--- START ---

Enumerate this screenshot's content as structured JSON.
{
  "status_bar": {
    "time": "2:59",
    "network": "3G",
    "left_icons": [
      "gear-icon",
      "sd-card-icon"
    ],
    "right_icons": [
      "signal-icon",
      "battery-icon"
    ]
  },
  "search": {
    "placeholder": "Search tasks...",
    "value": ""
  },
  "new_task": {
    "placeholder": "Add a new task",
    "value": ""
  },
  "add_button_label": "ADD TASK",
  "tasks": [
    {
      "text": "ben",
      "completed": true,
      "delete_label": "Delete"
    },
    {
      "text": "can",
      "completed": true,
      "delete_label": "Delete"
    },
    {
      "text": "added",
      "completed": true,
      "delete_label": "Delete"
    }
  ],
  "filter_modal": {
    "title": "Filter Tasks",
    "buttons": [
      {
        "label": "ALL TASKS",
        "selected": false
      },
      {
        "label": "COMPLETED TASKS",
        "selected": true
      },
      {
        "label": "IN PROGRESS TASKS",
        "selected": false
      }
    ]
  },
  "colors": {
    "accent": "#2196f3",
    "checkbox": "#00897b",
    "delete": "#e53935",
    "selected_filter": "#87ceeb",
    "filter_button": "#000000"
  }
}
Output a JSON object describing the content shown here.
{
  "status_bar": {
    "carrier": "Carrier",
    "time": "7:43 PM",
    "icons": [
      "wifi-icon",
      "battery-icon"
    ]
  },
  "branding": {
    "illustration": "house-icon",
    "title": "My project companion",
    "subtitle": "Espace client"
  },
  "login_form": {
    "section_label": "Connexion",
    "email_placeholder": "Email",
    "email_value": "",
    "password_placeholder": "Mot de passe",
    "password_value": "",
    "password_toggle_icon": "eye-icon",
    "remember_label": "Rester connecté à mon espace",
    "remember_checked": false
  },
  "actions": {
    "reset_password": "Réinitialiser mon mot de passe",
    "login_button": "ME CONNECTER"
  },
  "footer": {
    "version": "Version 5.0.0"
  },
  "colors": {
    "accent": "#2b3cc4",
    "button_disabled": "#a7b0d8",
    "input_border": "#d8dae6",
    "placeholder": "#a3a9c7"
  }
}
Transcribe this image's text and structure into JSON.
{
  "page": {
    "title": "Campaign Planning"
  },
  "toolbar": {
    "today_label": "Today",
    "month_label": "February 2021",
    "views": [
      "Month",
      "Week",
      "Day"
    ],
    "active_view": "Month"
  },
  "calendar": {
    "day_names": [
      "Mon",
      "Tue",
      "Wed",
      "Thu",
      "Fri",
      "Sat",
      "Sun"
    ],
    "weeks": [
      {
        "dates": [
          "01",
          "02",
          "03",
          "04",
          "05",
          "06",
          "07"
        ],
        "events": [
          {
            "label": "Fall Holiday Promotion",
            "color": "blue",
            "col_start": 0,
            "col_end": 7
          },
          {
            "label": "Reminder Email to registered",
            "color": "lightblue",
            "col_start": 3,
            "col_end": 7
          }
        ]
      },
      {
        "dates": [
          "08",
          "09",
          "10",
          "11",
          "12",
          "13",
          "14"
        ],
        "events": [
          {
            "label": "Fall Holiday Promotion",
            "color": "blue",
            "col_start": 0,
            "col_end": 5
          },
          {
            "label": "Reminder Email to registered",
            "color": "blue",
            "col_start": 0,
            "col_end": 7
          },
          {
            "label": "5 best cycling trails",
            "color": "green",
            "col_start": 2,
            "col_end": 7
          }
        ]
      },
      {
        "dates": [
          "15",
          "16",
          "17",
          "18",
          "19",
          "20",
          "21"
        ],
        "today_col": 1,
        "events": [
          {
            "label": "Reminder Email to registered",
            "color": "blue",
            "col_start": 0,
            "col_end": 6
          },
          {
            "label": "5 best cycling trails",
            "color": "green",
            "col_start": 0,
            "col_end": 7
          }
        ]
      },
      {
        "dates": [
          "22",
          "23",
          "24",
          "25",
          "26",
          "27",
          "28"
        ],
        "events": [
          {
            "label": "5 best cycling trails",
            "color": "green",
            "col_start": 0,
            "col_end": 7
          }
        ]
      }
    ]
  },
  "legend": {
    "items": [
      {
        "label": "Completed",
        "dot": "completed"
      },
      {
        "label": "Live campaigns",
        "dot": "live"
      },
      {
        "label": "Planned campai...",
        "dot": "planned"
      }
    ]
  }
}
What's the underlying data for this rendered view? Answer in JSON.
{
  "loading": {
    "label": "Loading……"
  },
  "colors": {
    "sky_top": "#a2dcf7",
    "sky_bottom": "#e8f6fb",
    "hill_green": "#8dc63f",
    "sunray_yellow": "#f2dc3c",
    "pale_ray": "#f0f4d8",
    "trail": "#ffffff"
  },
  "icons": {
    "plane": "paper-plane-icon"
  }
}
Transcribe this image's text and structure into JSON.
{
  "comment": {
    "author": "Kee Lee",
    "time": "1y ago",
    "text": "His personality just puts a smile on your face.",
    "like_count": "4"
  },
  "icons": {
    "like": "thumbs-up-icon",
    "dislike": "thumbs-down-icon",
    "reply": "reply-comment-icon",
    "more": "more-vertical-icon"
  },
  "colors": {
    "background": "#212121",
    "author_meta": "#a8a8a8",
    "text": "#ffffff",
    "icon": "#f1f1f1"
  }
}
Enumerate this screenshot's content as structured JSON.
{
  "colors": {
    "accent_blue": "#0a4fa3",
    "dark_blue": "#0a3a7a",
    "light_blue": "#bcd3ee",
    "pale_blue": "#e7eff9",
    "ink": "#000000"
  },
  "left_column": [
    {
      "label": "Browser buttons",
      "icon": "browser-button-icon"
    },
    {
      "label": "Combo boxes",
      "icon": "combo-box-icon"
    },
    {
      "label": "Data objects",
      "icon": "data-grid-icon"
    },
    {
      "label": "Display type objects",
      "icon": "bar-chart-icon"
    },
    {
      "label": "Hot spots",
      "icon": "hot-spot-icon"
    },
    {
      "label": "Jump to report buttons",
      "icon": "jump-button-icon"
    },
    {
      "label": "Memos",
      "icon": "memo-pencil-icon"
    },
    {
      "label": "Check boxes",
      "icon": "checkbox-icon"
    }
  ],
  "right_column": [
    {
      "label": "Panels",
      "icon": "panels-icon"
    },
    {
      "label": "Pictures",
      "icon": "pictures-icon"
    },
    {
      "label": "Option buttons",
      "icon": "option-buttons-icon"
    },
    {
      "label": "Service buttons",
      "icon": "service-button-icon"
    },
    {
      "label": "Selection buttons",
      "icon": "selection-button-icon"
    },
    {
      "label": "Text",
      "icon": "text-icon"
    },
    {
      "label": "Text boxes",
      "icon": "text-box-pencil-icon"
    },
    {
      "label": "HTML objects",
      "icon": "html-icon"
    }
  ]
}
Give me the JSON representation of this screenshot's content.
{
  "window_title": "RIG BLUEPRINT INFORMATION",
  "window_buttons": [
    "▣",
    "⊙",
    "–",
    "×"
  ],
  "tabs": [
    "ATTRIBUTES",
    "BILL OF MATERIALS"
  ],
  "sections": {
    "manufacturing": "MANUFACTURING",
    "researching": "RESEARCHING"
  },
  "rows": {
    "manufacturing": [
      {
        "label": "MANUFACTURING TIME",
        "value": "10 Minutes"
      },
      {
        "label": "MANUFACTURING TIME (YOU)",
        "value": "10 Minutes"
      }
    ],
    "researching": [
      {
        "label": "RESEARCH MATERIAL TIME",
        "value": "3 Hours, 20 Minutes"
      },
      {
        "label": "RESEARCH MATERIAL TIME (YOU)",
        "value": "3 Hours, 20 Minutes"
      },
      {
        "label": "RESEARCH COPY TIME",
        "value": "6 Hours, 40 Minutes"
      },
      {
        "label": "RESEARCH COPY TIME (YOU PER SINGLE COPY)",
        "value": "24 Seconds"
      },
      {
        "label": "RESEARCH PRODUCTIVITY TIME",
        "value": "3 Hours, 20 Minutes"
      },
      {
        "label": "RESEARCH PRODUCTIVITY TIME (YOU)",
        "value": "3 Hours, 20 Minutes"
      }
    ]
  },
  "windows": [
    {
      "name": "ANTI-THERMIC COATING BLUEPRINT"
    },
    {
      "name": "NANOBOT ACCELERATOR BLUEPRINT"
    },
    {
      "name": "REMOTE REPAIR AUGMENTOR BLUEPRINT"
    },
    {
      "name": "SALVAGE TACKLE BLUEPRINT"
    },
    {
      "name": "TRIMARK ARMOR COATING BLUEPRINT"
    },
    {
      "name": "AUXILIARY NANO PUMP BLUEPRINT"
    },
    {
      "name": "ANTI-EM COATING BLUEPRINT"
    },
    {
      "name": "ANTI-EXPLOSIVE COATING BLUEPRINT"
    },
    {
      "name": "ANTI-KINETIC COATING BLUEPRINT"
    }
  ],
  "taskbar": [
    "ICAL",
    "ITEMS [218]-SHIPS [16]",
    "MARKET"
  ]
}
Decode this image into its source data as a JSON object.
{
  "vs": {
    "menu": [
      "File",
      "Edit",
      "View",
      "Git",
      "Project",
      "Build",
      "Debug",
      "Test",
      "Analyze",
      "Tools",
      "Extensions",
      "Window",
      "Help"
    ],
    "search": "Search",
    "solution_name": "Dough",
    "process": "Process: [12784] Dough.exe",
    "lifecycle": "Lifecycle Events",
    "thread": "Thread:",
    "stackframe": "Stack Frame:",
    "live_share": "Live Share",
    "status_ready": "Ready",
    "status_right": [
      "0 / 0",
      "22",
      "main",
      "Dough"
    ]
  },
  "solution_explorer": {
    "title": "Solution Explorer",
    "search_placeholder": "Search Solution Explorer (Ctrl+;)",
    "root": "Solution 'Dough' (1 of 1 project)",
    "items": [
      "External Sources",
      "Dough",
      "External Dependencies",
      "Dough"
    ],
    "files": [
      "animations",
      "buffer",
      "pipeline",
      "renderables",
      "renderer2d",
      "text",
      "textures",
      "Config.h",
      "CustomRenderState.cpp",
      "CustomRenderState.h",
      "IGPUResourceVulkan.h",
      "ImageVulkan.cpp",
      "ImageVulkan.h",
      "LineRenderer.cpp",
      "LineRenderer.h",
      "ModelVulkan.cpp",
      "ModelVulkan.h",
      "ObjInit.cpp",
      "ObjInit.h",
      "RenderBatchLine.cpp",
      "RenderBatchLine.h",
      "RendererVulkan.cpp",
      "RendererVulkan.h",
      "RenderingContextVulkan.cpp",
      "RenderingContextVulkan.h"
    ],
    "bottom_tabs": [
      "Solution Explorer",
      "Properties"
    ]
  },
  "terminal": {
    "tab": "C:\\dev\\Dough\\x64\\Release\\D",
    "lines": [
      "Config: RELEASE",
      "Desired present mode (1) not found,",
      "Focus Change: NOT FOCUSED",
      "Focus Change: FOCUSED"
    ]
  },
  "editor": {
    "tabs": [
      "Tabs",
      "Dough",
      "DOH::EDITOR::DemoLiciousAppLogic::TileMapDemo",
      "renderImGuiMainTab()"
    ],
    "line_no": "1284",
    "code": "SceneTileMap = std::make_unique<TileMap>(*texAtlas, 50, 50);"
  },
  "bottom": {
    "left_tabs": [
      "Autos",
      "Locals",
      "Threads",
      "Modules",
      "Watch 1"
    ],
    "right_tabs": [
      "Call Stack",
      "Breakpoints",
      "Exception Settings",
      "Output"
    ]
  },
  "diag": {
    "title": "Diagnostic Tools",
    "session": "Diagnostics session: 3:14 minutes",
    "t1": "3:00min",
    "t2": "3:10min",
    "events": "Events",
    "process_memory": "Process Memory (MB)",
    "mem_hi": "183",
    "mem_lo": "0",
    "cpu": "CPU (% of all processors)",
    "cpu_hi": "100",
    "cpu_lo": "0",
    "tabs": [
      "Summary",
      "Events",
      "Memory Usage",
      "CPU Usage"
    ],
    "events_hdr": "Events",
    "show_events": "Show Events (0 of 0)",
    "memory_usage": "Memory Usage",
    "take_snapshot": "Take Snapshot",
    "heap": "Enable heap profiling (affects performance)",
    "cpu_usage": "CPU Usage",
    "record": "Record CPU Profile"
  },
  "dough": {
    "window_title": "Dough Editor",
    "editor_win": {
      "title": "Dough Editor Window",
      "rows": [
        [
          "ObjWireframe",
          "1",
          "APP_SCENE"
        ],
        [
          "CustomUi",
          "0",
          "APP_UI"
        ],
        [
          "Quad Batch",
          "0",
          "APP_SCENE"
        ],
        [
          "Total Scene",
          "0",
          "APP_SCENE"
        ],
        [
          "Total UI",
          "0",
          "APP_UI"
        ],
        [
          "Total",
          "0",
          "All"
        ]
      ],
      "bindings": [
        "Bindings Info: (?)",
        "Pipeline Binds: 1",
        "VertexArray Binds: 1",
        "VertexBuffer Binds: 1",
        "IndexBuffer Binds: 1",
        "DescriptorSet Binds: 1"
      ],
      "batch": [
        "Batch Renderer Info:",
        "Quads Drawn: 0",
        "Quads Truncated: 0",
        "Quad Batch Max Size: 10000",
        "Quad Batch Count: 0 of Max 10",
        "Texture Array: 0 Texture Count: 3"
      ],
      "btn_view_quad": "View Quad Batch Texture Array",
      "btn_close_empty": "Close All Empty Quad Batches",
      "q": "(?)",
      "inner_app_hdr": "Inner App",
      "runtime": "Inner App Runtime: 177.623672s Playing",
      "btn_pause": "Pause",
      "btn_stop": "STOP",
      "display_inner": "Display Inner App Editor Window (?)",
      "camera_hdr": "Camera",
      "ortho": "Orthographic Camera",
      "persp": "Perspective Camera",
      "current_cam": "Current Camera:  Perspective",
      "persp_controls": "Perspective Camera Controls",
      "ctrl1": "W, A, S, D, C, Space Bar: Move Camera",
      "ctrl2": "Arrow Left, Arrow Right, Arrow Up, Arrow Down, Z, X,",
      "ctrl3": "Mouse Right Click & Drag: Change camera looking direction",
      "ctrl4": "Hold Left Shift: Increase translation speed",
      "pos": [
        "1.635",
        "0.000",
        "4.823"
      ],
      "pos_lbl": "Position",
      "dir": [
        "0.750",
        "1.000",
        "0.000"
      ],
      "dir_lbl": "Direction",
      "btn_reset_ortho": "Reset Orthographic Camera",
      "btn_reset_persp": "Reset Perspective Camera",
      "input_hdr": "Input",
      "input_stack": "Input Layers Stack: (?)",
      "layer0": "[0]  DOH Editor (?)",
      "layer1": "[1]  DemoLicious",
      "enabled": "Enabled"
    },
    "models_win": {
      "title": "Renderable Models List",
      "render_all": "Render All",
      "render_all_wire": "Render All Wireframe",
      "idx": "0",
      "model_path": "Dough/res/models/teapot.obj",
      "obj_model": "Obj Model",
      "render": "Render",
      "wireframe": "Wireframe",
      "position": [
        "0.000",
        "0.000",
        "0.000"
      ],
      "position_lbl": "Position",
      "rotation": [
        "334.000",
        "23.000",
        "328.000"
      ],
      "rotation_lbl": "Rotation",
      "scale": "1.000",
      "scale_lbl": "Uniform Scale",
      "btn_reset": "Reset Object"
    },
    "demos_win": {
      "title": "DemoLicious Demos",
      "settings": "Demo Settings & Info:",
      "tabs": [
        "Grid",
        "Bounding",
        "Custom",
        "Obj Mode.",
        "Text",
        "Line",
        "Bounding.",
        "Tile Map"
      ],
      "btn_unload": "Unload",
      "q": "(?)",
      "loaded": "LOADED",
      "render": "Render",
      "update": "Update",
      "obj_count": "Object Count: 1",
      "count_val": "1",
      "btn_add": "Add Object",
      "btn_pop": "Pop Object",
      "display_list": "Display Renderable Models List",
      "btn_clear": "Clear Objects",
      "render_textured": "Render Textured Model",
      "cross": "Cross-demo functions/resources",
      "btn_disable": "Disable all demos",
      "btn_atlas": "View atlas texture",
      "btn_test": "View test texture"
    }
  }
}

--- END ---

- [Task statement] Tally the lines in the listing that hold "this" and report the number alone.

- [Written reply] 7